[BRIEF]
Reproduce all of the data exactly.

[EXCERPTED DATA]
☆ ☆ ☆

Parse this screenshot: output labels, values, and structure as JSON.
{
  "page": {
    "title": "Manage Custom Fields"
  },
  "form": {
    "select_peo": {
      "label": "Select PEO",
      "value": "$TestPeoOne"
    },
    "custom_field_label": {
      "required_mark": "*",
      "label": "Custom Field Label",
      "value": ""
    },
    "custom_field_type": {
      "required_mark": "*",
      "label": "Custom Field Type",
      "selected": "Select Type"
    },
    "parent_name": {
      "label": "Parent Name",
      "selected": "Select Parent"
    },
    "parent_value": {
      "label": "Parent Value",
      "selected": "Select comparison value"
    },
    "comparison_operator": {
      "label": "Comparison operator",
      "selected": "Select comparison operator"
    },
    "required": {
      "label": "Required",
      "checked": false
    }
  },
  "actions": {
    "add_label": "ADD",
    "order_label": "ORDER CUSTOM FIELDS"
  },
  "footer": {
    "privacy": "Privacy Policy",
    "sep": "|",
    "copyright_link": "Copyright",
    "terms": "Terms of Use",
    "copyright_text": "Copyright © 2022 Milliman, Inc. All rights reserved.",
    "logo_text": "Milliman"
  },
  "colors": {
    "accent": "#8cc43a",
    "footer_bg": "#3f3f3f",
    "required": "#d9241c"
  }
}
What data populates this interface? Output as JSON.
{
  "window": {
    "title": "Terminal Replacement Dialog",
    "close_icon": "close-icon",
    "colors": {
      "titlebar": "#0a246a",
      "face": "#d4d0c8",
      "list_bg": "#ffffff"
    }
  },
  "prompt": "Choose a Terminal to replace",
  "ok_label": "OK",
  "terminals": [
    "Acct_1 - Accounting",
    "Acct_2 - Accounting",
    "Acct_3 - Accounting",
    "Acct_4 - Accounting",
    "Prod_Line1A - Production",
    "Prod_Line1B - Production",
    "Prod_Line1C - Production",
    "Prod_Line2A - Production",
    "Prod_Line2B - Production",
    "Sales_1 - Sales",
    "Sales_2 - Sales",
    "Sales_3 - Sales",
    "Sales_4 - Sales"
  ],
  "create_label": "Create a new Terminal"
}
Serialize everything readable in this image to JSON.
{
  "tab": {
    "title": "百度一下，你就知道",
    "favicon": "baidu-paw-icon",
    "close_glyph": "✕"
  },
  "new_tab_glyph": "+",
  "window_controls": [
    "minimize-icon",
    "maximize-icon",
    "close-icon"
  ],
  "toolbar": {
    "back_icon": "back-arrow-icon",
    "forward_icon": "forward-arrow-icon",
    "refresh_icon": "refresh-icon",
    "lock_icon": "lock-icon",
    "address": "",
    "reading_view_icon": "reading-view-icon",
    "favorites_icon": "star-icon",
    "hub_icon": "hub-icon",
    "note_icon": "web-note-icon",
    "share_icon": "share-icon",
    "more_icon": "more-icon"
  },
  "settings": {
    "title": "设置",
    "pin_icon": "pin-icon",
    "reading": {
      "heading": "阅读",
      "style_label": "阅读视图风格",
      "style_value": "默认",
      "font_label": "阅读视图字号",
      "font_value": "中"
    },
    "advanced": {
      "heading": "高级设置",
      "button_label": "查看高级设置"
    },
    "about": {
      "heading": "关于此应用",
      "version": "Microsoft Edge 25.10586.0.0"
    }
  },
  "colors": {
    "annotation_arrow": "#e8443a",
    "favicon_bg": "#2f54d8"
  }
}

☆ ☆ ☆

[ANSWER FOR THE TASK]
Parse this screenshot: output labels, values, and structure as JSON.
{
  "page": {
    "title": "Manage Custom Fields"
  },
  "form": {
    "select_peo": {
      "label": "Select PEO",
      "value": "$TestPeoOne"
    },
    "custom_field_label": {
      "required_mark": "*",
      "label": "Custom Field Label",
      "value": ""
    },
    "custom_field_type": {
      "required_mark": "*",
      "label": "Custom Field Type",
      "selected": "Select Type"
    },
    "parent_name": {
      "label": "Parent Name",
      "selected": "Select Parent"
    },
    "parent_value": {
      "label": "Parent Value",
      "selected": "Select comparison value"
    },
    "comparison_operator": {
      "label": "Comparison operator",
      "selected": "Select comparison operator"
    },
    "required": {
      "label": "Required",
      "checked": false
    }
  },
  "actions": {
    "add_label": "ADD",
    "order_label": "ORDER CUSTOM FIELDS"
  },
  "footer": {
    "privacy": "Privacy Policy",
    "sep": "|",
    "copyright_link": "Copyright",
    "terms": "Terms of Use",
    "copyright_text": "Copyright © 2022 Milliman, Inc. All rights reserved.",
    "logo_text": "Milliman"
  },
  "colors": {
    "accent": "#8cc43a",
    "footer_bg": "#3f3f3f",
    "required": "#d9241c"
  }
}
What data populates this interface? Output as JSON.
{
  "window": {
    "title": "Terminal Replacement Dialog",
    "close_icon": "close-icon",
    "colors": {
      "titlebar": "#0a246a",
      "face": "#d4d0c8",
      "list_bg": "#ffffff"
    }
  },
  "prompt": "Choose a Terminal to replace",
  "ok_label": "OK",
  "terminals": [
    "Acct_1 - Accounting",
    "Acct_2 - Accounting",
    "Acct_3 - Accounting",
    "Acct_4 - Accounting",
    "Prod_Line1A - Production",
    "Prod_Line1B - Production",
    "Prod_Line1C - Production",
    "Prod_Line2A - Production",
    "Prod_Line2B - Production",
    "Sales_1 - Sales",
    "Sales_2 - Sales",
    "Sales_3 - Sales",
    "Sales_4 - Sales"
  ],
  "create_label": "Create a new Terminal"
}
Serialize everything readable in this image to JSON.
{
  "tab": {
    "title": "百度一下，你就知道",
    "favicon": "baidu-paw-icon",
    "close_glyph": "✕"
  },
  "new_tab_glyph": "+",
  "window_controls": [
    "minimize-icon",
    "maximize-icon",
    "close-icon"
  ],
  "toolbar": {
    "back_icon": "back-arrow-icon",
    "forward_icon": "forward-arrow-icon",
    "refresh_icon": "refresh-icon",
    "lock_icon": "lock-icon",
    "address": "",
    "reading_view_icon": "reading-view-icon",
    "favorites_icon": "star-icon",
    "hub_icon": "hub-icon",
    "note_icon": "web-note-icon",
    "share_icon": "share-icon",
    "more_icon": "more-icon"
  },
  "settings": {
    "title": "设置",
    "pin_icon": "pin-icon",
    "reading": {
      "heading": "阅读",
      "style_label": "阅读视图风格",
      "style_value": "默认",
      "font_label": "阅读视图字号",
      "font_value": "中"
    },
    "advanced": {
      "heading": "高级设置",
      "button_label": "查看高级设置"
    },
    "about": {
      "heading": "关于此应用",
      "version": "Microsoft Edge 25.10586.0.0"
    }
  },
  "colors": {
    "annotation_arrow": "#e8443a",
    "favicon_bg": "#2f54d8"
  }
}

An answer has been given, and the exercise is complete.